*** Opening of PASSAGE TO READ ***
The unfamiliar employer with the largest number of OPT workers is Tellon Trading, which seems to have some Chinese connections, is located in Georgia, and makes mattresses and wire products. Its website proclaims: "We sale mattress components. High quality and Low prices."

If this is the Tellon Trading employing the OPTs, it must spend more on lawyers than on editors. Given the apparent nature of its business, its presence alongside Google and Microsoft is a puzzle; perhaps a reader may have some information on the organization.

Four other firms on the list of 22 have what appear to be Chinese connections noted on their websites: XCG Design Corp., Findream, Arecy, and CG Max Design Corp.; all five do not appear to hire any college students (i.e., those in CPT). This may or may not be a coincidence.

Three of the lesser-known firms have Indian connections noted on their websites: Saibersys, Marlabs, and Veridic Solutions.

Estimation Techniques. Our estimates of the size of the annual subsidies received by these 22 employers are based on the number of reported workers in the alumni category (OPT plus STEM), and in the student class (CPT), multiplied by $50,000 a year for the alumni and $20,000 for the part-time student workers. We then applied an 8.25 percent discount for the employer for the non-payments to the trust funds. The total tax break for the 22 firms is estimated here at more than $155 million; these moneys are lost by the trust funds.

The $155 million is a very conservative estimate of the size of the subsidy because many of the biggest firms (Amazon, Google, etc.) pay much more than the $50,000 that was the average starting pay for all college grads nationwide in 2017. All the firms also had substantial (but unknown) numbers of OPT/STEM workers left over from prior years, as they had three-year subsidies, not one-year ones.

Further, the total impact on the trust funds is twice the $155 million because the individual alien workers also are excused from paying a matching amount of money to the trust funds. (No American workers get that break.)
*** Close of PASSAGE TO READ ***
PROMPT – Copy the passage on OPT employer subsidies word for word, everything from "If this is the" down to "be a coincidence.".
*** Opening of DATASET ENTRIES ***
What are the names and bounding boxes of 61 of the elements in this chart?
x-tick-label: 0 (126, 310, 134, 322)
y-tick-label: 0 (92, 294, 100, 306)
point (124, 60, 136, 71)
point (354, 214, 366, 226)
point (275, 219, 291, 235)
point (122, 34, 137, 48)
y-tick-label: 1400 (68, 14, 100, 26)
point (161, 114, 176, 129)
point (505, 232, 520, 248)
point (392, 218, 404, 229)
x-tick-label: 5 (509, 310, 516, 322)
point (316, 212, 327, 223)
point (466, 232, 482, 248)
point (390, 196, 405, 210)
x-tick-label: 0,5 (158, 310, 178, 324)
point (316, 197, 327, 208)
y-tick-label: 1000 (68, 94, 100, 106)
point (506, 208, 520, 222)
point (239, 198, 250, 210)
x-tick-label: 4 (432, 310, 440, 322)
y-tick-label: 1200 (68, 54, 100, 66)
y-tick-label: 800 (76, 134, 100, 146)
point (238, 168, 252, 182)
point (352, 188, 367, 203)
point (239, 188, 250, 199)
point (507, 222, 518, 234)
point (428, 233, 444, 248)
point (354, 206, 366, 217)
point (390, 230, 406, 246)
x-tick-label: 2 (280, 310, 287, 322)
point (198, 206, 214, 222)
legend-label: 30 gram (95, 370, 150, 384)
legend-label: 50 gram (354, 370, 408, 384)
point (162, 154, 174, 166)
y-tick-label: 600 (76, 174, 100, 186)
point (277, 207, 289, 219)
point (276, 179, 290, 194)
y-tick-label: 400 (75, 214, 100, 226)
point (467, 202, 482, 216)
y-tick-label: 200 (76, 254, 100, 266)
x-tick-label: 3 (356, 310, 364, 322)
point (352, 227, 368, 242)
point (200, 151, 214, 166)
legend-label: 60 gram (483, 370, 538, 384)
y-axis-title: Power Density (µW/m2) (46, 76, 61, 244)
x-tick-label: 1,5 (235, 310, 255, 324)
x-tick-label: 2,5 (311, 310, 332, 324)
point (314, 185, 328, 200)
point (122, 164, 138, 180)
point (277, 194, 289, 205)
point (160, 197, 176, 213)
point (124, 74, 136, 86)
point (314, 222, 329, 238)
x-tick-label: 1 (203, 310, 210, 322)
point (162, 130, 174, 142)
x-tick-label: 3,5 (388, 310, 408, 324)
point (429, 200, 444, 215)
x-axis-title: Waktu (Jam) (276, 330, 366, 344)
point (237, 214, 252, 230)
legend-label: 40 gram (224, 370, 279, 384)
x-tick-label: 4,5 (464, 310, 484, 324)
*** Close of DATASET ENTRIES ***
RESPONSE TO THIS TASK –
If this is the Tellon Trading employing the OPTs, it must spend more on lawyers than on editors. Given the apparent nature of its business, its presence alongside Google and Microsoft is a puzzle; perhaps a reader may have some information on the organization.

Four other firms on the list of 22 have what appear to be Chinese connections noted on their websites: XCG Design Corp., Findream, Arecy, and CG Max Design Corp.; all five do not appear to hire any college students (i.e., those in CPT). This may or may not be a coincidence.